[Prompt] Make an exact copy of the lines, leaving the pictures out.

[Supplied data]
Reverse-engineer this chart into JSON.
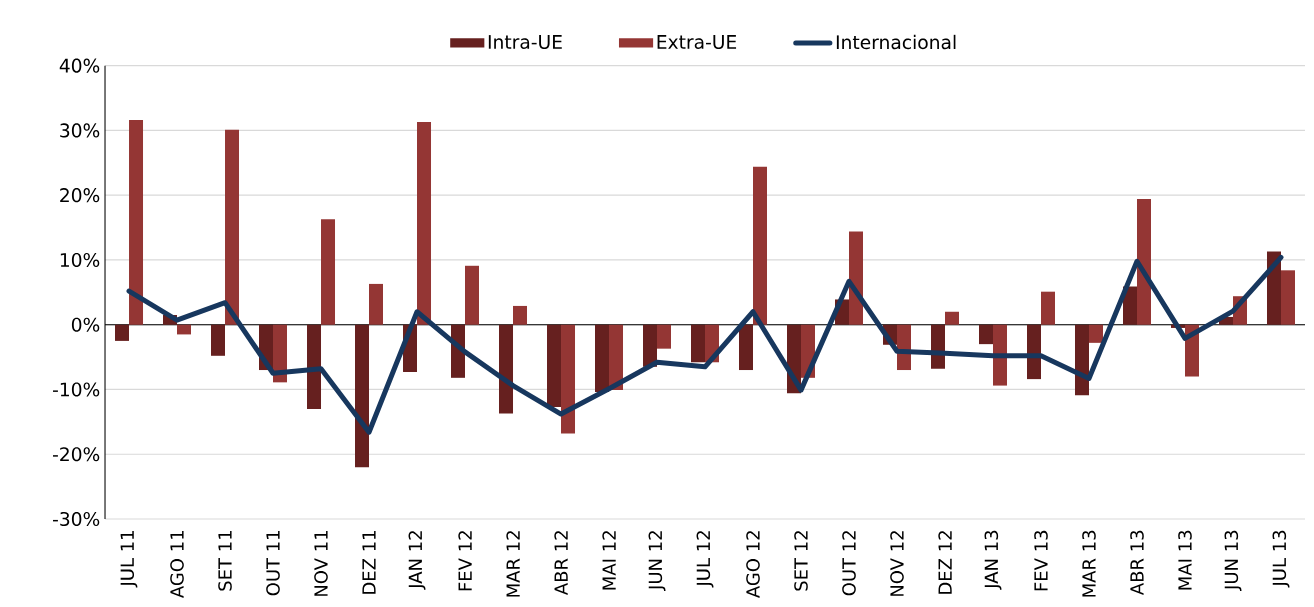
{
  "chart_data": {
    "type": "bar",
    "categories": [
      "JUL 11",
      "AGO 11",
      "SET 11",
      "OUT 11",
      "NOV 11",
      "DEZ 11",
      "JAN 12",
      "FEV 12",
      "MAR 12",
      "ABR 12",
      "MAI 12",
      "JUN 12",
      "JUL 12",
      "AGO 12",
      "SET 12",
      "OUT 12",
      "NOV 12",
      "DEZ 12",
      "JAN 13",
      "FEV 13",
      "MAR 13",
      "ABR 13",
      "MAI 13",
      "JUN 13",
      "JUL 13"
    ],
    "series": [
      {
        "name": "Intra-UE",
        "color": "#66201f",
        "values": [
          -2.5,
          1.5,
          -4.8,
          -7,
          -13,
          -22,
          -7.3,
          -8.2,
          -13.7,
          -12.7,
          -10.4,
          -6.5,
          -5.8,
          -7,
          -10.6,
          3.9,
          -3.1,
          -6.8,
          -3,
          -8.4,
          -10.9,
          5.9,
          -0.5,
          1.2,
          11.3
        ]
      },
      {
        "name": "Extra-UE",
        "color": "#943634",
        "values": [
          31.6,
          -1.5,
          30.1,
          -8.9,
          16.3,
          6.3,
          31.3,
          9.1,
          2.9,
          -16.8,
          -10.1,
          -3.7,
          -5.8,
          24.4,
          -8.2,
          14.4,
          -7,
          2,
          -9.4,
          5.1,
          -2.8,
          19.4,
          -8,
          4.4,
          8.4
        ]
      },
      {
        "name": "Internacional",
        "type": "line",
        "color": "#17375e",
        "values": [
          5.2,
          0.7,
          3.4,
          -7.5,
          -6.8,
          -16.6,
          2,
          -4.2,
          -9.4,
          -13.8,
          -9.9,
          -5.8,
          -6.5,
          2,
          -10.1,
          6.7,
          -4.1,
          -4.4,
          -4.8,
          -4.8,
          -8.3,
          9.8,
          -2.1,
          2.1,
          10.4
        ]
      }
    ],
    "ylim": [
      -30,
      40
    ],
    "yticks": [
      {
        "value": -30,
        "label": "-30%"
      },
      {
        "value": -20,
        "label": "-20%"
      },
      {
        "value": -10,
        "label": "-10%"
      },
      {
        "value": 0,
        "label": "0%"
      },
      {
        "value": 10,
        "label": "10%"
      },
      {
        "value": 20,
        "label": "20%"
      },
      {
        "value": 30,
        "label": "30%"
      },
      {
        "value": 40,
        "label": "40%"
      }
    ],
    "grid": "y",
    "legend": "top"
  }
}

[Final result]
Reverse-engineer this chart into JSON.
{
  "chart_data": {
    "type": "bar",
    "categories": [
      "JUL 11",
      "AGO 11",
      "SET 11",
      "OUT 11",
      "NOV 11",
      "DEZ 11",
      "JAN 12",
      "FEV 12",
      "MAR 12",
      "ABR 12",
      "MAI 12",
      "JUN 12",
      "JUL 12",
      "AGO 12",
      "SET 12",
      "OUT 12",
      "NOV 12",
      "DEZ 12",
      "JAN 13",
      "FEV 13",
      "MAR 13",
      "ABR 13",
      "MAI 13",
      "JUN 13",
      "JUL 13"
    ],
    "series": [
      {
        "name": "Intra-UE",
        "color": "#66201f",
        "values": [
          -2.5,
          1.5,
          -4.8,
          -7,
          -13,
          -22,
          -7.3,
          -8.2,
          -13.7,
          -12.7,
          -10.4,
          -6.5,
          -5.8,
          -7,
          -10.6,
          3.9,
          -3.1,
          -6.8,
          -3,
          -8.4,
          -10.9,
          5.9,
          -0.5,
          1.2,
          11.3
        ]
      },
      {
        "name": "Extra-UE",
        "color": "#943634",
        "values": [
          31.6,
          -1.5,
          30.1,
          -8.9,
          16.3,
          6.3,
          31.3,
          9.1,
          2.9,
          -16.8,
          -10.1,
          -3.7,
          -5.8,
          24.4,
          -8.2,
          14.4,
          -7,
          2,
          -9.4,
          5.1,
          -2.8,
          19.4,
          -8,
          4.4,
          8.4
        ]
      },
      {
        "name": "Internacional",
        "type": "line",
        "color": "#17375e",
        "values": [
          5.2,
          0.7,
          3.4,
          -7.5,
          -6.8,
          -16.6,
          2,
          -4.2,
          -9.4,
          -13.8,
          -9.9,
          -5.8,
          -6.5,
          2,
          -10.1,
          6.7,
          -4.1,
          -4.4,
          -4.8,
          -4.8,
          -8.3,
          9.8,
          -2.1,
          2.1,
          10.4
        ]
      }
    ],
    "ylim": [
      -30,
      40
    ],
    "yticks": [
      {
        "value": -30,
        "label": "-30%"
      },
      {
        "value": -20,
        "label": "-20%"
      },
      {
        "value": -10,
        "label": "-10%"
      },
      {
        "value": 0,
        "label": "0%"
      },
      {
        "value": 10,
        "label": "10%"
      },
      {
        "value": 20,
        "label": "20%"
      },
      {
        "value": 30,
        "label": "30%"
      },
      {
        "value": 40,
        "label": "40%"
      }
    ],
    "grid": "y",
    "legend": "top"
  }
}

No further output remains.